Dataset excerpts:
--------------------

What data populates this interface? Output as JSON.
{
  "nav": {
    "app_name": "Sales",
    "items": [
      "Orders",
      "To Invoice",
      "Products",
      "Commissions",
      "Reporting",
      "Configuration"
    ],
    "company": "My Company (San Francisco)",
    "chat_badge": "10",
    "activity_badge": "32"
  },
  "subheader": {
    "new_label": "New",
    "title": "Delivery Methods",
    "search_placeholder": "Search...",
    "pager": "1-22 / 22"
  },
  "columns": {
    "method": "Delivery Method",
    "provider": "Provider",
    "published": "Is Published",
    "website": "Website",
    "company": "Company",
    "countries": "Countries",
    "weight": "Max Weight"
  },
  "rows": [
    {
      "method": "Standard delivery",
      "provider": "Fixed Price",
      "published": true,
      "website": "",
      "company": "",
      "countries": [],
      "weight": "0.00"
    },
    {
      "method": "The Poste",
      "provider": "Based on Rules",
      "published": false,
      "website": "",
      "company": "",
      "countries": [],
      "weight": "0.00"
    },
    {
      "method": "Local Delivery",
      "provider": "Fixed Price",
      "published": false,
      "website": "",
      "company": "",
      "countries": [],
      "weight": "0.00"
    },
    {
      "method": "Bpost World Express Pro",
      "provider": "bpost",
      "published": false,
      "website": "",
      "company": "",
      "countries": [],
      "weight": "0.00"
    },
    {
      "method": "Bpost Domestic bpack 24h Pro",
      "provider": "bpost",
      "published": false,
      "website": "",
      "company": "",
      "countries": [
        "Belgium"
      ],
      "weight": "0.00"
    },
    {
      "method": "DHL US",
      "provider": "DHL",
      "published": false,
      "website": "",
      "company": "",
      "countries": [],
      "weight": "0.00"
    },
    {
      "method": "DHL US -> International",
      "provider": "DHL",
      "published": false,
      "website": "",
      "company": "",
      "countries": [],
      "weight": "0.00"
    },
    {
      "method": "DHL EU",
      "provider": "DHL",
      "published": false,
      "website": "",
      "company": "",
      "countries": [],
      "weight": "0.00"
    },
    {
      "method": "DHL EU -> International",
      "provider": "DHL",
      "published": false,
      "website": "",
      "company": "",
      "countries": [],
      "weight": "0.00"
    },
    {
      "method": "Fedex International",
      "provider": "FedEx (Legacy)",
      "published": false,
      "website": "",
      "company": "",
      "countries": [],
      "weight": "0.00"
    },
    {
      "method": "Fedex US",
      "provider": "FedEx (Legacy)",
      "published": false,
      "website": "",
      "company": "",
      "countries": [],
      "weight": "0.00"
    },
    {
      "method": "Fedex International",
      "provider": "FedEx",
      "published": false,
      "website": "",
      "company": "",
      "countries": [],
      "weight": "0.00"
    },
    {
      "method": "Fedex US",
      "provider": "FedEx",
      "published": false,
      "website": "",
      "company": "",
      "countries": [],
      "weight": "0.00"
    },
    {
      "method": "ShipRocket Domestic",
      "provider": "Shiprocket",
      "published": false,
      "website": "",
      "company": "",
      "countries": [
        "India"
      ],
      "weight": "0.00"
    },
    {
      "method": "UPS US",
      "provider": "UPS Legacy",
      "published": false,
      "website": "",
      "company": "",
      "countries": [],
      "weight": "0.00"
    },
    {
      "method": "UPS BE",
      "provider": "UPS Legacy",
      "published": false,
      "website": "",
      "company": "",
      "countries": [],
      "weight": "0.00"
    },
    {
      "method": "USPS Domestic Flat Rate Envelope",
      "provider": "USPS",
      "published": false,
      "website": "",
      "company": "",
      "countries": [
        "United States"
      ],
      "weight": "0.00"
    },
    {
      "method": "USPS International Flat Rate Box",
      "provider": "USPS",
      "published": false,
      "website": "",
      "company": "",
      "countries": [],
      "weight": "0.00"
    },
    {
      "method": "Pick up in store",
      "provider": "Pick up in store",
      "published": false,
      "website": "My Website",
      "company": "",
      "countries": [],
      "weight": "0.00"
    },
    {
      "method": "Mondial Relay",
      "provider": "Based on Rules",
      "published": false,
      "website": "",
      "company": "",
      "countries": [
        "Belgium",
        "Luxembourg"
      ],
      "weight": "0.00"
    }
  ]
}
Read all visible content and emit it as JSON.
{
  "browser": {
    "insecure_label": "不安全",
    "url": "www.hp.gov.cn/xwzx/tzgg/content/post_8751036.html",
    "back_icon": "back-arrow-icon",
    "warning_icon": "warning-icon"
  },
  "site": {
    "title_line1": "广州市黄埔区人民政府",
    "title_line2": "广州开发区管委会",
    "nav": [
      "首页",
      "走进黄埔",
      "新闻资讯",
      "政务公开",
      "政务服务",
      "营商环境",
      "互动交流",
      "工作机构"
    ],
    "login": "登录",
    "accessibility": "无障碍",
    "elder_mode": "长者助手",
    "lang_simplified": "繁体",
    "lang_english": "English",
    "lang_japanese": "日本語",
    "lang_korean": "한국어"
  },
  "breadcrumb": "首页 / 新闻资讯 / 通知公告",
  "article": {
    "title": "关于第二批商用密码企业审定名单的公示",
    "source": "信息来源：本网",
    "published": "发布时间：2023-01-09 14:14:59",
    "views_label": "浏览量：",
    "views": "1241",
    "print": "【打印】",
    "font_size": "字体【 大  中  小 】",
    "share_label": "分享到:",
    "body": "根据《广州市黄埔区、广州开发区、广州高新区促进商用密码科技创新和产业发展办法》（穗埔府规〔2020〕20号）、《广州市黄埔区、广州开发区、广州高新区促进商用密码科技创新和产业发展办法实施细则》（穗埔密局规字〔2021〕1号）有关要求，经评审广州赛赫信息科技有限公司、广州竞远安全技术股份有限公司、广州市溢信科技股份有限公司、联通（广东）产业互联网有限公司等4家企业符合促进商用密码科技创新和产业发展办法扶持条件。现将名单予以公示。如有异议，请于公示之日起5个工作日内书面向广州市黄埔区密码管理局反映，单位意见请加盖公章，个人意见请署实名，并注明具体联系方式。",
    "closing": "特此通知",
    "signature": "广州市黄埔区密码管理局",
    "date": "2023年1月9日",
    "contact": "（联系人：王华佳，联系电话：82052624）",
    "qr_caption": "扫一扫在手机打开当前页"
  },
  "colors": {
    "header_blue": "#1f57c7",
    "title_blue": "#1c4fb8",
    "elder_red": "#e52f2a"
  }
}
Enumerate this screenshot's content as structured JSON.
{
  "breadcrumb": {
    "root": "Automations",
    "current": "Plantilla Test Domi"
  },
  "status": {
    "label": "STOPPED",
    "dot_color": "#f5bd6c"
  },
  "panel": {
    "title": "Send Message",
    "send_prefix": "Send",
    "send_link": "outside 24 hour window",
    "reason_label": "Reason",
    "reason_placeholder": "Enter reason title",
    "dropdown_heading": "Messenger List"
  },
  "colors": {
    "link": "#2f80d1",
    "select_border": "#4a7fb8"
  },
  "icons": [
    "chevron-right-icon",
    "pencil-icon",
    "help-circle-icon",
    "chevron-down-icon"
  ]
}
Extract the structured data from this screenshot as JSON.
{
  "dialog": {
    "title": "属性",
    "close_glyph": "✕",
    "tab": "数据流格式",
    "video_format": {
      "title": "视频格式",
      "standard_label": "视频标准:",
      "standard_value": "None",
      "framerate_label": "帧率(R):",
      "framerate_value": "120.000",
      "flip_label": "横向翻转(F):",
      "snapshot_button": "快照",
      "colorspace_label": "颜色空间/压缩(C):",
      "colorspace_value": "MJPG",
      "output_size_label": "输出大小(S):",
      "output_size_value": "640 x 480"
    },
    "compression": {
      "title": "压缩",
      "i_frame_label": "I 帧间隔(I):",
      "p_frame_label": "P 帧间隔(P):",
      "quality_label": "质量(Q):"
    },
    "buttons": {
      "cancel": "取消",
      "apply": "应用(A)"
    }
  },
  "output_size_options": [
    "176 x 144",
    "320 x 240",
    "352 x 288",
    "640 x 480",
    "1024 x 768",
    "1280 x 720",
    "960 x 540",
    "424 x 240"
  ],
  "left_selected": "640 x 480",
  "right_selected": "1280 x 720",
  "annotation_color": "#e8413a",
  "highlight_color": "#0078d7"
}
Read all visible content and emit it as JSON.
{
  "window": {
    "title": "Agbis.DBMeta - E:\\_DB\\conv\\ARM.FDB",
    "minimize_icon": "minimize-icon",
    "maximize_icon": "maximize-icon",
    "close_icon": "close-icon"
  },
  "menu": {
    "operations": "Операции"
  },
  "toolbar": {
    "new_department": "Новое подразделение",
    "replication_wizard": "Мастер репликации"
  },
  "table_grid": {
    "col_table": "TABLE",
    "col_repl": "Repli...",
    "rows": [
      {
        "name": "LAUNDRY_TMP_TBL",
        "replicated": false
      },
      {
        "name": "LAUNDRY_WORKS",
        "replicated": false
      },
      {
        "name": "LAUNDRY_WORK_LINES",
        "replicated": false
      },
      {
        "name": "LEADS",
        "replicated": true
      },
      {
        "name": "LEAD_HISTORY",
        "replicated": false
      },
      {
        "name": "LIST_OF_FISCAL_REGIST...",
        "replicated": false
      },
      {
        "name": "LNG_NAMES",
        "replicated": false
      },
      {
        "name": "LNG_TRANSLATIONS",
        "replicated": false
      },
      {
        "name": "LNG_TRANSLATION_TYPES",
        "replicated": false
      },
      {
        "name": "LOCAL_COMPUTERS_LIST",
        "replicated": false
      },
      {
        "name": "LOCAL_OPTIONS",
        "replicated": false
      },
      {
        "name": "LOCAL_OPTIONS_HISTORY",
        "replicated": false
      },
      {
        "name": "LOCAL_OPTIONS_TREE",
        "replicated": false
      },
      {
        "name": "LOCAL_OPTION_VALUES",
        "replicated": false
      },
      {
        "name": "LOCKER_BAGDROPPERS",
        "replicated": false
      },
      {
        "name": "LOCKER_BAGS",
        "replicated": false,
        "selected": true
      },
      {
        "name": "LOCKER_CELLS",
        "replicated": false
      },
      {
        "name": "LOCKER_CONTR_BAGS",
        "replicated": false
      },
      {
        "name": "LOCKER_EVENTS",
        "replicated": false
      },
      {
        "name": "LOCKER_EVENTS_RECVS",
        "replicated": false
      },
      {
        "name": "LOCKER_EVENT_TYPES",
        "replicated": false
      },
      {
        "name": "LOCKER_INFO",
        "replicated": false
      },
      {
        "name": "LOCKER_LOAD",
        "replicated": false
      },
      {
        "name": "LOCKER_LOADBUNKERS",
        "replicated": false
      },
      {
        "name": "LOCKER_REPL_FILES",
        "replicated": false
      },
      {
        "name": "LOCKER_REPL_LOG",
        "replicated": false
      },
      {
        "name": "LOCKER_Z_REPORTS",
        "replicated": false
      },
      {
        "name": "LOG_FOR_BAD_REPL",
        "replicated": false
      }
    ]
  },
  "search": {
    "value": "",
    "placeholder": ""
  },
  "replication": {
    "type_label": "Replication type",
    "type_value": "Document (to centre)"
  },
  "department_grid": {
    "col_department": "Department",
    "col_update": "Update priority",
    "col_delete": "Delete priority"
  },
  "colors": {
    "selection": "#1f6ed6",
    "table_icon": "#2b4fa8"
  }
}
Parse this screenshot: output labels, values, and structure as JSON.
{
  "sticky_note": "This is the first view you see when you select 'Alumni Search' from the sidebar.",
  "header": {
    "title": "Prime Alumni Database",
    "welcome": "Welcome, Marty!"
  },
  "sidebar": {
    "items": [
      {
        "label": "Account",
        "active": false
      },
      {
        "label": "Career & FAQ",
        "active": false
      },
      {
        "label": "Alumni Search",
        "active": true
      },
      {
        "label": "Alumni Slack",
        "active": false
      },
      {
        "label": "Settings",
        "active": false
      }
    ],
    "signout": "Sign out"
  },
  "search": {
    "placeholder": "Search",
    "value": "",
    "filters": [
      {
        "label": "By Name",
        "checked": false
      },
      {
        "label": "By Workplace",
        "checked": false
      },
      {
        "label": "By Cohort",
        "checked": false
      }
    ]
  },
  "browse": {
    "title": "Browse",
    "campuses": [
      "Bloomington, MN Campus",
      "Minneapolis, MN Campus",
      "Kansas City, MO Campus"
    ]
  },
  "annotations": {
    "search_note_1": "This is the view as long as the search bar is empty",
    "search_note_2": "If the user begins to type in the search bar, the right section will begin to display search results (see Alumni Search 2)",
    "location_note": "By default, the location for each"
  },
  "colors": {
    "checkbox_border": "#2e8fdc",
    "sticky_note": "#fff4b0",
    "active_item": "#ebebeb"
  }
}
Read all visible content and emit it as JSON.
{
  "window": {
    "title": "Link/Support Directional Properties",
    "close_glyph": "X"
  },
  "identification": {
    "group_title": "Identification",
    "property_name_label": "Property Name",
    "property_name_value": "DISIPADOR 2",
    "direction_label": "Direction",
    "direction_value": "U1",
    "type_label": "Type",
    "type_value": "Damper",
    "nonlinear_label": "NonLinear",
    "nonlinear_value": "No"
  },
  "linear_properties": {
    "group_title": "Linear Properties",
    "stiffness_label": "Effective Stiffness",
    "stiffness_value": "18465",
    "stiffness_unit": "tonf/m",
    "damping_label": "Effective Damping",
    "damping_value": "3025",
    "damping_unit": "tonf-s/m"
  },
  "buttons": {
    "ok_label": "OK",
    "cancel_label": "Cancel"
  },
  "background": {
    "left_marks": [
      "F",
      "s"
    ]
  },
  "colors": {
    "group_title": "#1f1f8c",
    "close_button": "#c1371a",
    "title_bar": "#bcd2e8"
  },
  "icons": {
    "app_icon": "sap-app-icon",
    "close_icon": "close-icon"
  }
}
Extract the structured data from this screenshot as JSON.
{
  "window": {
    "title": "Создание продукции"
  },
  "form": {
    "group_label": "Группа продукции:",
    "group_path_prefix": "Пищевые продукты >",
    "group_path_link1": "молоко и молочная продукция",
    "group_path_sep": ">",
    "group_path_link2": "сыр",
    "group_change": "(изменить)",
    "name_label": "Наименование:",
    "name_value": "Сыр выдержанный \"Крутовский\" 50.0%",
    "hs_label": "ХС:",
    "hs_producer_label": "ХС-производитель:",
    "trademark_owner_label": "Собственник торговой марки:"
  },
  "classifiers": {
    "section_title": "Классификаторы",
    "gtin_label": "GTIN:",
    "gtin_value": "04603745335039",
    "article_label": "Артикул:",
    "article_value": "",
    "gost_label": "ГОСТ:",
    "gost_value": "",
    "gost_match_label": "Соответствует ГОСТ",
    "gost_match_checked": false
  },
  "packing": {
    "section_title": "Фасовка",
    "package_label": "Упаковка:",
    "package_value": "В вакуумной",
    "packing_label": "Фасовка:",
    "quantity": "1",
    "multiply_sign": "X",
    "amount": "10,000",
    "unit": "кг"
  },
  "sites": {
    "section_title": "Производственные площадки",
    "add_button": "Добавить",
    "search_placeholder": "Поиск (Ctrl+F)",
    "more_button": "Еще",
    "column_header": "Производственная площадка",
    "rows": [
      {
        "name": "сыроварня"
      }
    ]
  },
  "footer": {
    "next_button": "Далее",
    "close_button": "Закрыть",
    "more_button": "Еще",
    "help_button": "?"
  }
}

--------------------

Go through the listing above and locate each line that holds the word "продукции". Copy those lines.

*Answer*
    "title": "Создание продукции"
    "group_label": "Группа продукции:",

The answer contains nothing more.